__Tasks__:
**1)** From the horse conformation post below, write out everything from "Tuesday, September 2, 2008" down to "nuts or not.".
**2)** Carry the horse conformation post below further, picking up after its last sentence.

** start Selected text **

Tuesday, September 2, 2008

Conformation....Again

No, this time I am not ranting. It's just that the rant really got me to thinking about people's perception of "good" conformation and just how much it comes into play...you know, like when you are looking at purchasing a new horse or thinking about breeding a mare or whether or not that colt gets to keep his nuts or not.

You want to know my experience with it? The only time anyone has ever "talked" about a horse's conformation is when they are trying to find a reason to get me to lower the price. Yep!! In all my years, that is the only time anyone has ever tried to use a horse's conformation faults against them. The most important thing to most people is "What can he do?".

** end Selected text **
** start Dataset extract **

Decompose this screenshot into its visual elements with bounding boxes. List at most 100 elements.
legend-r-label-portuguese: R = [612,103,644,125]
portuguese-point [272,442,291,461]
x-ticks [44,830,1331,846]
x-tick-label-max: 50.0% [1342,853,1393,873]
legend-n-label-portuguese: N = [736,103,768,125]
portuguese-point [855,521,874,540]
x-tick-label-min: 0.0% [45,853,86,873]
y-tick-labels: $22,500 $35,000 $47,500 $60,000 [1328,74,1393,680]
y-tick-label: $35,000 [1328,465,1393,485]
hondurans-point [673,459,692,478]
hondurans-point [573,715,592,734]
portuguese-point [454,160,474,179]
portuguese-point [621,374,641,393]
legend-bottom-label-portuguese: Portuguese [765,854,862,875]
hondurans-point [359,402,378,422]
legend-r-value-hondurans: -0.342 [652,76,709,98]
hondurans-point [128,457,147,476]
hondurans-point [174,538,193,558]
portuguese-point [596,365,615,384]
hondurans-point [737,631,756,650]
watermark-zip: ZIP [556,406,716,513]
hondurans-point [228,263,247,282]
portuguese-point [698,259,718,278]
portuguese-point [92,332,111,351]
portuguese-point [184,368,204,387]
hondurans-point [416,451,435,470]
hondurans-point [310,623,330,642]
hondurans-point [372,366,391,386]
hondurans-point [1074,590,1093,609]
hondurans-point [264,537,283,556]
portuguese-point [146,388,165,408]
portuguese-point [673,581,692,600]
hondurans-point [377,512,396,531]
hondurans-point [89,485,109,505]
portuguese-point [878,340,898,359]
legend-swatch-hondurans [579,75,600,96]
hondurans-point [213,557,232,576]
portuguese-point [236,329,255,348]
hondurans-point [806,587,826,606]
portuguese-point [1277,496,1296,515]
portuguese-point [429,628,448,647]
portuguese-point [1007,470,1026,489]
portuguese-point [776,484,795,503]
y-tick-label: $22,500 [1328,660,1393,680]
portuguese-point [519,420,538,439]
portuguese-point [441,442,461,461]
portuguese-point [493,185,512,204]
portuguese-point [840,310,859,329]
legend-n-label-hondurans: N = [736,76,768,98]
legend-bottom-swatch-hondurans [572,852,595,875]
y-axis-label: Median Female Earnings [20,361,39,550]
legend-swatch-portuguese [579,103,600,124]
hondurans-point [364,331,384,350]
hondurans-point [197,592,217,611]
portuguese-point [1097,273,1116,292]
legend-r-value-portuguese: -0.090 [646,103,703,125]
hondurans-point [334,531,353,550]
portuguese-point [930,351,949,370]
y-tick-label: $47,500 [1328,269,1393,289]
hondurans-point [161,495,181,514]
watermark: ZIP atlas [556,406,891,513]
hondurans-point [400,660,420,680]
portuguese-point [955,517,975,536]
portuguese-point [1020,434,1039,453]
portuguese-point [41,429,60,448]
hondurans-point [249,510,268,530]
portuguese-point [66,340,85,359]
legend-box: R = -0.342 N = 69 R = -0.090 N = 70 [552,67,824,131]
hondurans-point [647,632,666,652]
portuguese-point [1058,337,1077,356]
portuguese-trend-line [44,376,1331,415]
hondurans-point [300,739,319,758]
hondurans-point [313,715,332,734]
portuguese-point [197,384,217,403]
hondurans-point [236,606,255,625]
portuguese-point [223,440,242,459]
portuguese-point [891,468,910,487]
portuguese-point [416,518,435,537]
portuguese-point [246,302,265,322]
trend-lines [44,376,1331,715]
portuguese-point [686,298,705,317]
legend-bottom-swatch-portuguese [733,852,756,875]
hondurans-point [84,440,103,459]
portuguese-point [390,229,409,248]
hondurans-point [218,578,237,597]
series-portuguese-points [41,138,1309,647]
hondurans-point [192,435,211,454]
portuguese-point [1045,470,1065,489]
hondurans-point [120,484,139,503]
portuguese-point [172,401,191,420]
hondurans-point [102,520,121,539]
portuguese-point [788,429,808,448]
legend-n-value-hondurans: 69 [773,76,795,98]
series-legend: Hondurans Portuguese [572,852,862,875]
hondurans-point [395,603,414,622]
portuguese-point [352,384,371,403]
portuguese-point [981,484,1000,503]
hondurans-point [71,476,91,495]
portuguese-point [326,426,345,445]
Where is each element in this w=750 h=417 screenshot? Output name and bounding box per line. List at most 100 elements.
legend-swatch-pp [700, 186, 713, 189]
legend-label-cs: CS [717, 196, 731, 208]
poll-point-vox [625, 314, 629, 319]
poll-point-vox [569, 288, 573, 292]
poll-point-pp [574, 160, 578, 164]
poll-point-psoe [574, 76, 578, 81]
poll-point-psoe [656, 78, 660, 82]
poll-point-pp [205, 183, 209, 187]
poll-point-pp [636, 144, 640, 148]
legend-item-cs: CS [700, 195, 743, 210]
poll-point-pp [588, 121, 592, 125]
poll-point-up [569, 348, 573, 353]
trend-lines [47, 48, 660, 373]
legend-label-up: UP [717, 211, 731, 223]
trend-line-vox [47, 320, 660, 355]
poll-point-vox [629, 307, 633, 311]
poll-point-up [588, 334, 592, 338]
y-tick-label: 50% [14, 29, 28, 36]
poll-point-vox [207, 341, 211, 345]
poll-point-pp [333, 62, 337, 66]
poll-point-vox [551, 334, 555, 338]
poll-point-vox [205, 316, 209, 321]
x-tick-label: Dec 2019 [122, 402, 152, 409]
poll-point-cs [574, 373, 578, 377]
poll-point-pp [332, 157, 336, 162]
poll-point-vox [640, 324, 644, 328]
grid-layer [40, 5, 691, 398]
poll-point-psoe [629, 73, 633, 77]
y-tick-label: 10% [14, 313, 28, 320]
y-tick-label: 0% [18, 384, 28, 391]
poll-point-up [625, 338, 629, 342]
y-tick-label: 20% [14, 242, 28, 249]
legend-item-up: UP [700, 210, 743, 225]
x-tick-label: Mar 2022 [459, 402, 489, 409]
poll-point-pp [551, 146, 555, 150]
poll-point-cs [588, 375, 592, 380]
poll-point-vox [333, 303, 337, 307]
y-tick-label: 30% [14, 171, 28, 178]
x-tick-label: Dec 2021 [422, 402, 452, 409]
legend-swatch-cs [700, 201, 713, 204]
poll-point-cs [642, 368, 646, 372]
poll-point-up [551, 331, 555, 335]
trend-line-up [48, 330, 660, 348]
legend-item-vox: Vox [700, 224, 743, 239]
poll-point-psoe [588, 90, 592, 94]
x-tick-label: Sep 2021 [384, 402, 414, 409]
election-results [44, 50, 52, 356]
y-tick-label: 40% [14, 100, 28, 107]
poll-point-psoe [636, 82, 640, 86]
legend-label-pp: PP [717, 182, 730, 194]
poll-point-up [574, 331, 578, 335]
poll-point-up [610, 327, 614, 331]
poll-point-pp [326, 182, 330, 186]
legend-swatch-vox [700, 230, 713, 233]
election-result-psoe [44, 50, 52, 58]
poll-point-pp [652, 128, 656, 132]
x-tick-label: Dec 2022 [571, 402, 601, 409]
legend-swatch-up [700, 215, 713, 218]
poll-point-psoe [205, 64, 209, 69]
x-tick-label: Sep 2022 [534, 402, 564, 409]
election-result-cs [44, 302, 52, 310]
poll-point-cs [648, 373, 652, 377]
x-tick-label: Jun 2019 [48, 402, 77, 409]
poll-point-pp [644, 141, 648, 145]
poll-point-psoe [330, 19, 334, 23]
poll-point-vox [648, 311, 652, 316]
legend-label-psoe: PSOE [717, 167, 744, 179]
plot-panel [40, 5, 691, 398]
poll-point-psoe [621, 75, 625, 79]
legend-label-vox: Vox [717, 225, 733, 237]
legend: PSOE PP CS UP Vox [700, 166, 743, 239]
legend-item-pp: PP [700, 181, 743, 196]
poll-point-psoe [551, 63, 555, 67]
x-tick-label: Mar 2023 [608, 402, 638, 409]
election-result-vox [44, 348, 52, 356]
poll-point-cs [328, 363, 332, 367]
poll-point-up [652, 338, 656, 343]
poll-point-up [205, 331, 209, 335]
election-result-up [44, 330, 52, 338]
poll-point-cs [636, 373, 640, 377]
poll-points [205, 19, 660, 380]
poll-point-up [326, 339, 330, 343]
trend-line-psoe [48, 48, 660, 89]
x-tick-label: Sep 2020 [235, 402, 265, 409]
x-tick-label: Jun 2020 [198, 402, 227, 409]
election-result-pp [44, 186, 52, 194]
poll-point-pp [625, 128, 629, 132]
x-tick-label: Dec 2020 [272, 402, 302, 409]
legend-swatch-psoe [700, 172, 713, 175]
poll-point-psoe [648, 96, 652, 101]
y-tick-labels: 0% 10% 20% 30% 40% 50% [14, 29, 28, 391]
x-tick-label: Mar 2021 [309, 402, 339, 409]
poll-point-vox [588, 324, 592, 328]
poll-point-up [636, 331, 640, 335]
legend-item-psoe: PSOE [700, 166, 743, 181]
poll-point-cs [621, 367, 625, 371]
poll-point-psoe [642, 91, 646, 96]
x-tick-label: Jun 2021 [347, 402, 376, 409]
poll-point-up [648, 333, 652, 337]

** end Dataset extract **

__Results for the exercise__:
**1)**
Tuesday, September 2, 2008

Conformation....Again

No, this time I am not ranting. It's just that the rant really got me to thinking about people's perception of "good" conformation and just how much it comes into play...you know, like when you are looking at purchasing a new horse or thinking about breeding a mare or whether or not that colt gets to keep his nuts or not.

**2)**
Having grown up around horses and with a family that has raised horses for generations, good conformation values has always pretty much been ingrained in me. The one place that it always lacked any importance...and not with just my family...is when it came to breeding mares. No kidding right? One of my favorite quotes regarding the majority of reproducing mares comes from R.H. Smyth, MRCVS. He said, "Mares which are too lame to work and are suffering from the effects of poor conformation seldom are wasted. Instead, their faults are perpetuated by breeding them. There probably is no surer way of achieving bankruptcy."(End Quote) This is a very old quote from a very old conformation article by Marvin Beeman, DVM. For years, that quote is what kept me from breeding my good mare. Bless her hard-working heart, that mare has some conformation faults, that at the time I perceived were severe enough to keep her from reproducing(Thankfully, I got over that insignificant hurdle...but I will explain that later.).

Alright, breeding issues aside...Dr Beeman states "Conformation is a FACT, not just an opinion. Certainly, judges(he gave lectures mostly at AQHA judging seminars) are entitled to their opinions, but that those opinions must be learned."(End Quote) The "must be learned" part is very important. The only way to "learn" anything outside of the "stated" breed standard is to judge lots and lots of horses. Typically, I don't consider evaluating a horse as judging them. I prefer the term...comparing. Because really, judging livestock is an art in comparatives.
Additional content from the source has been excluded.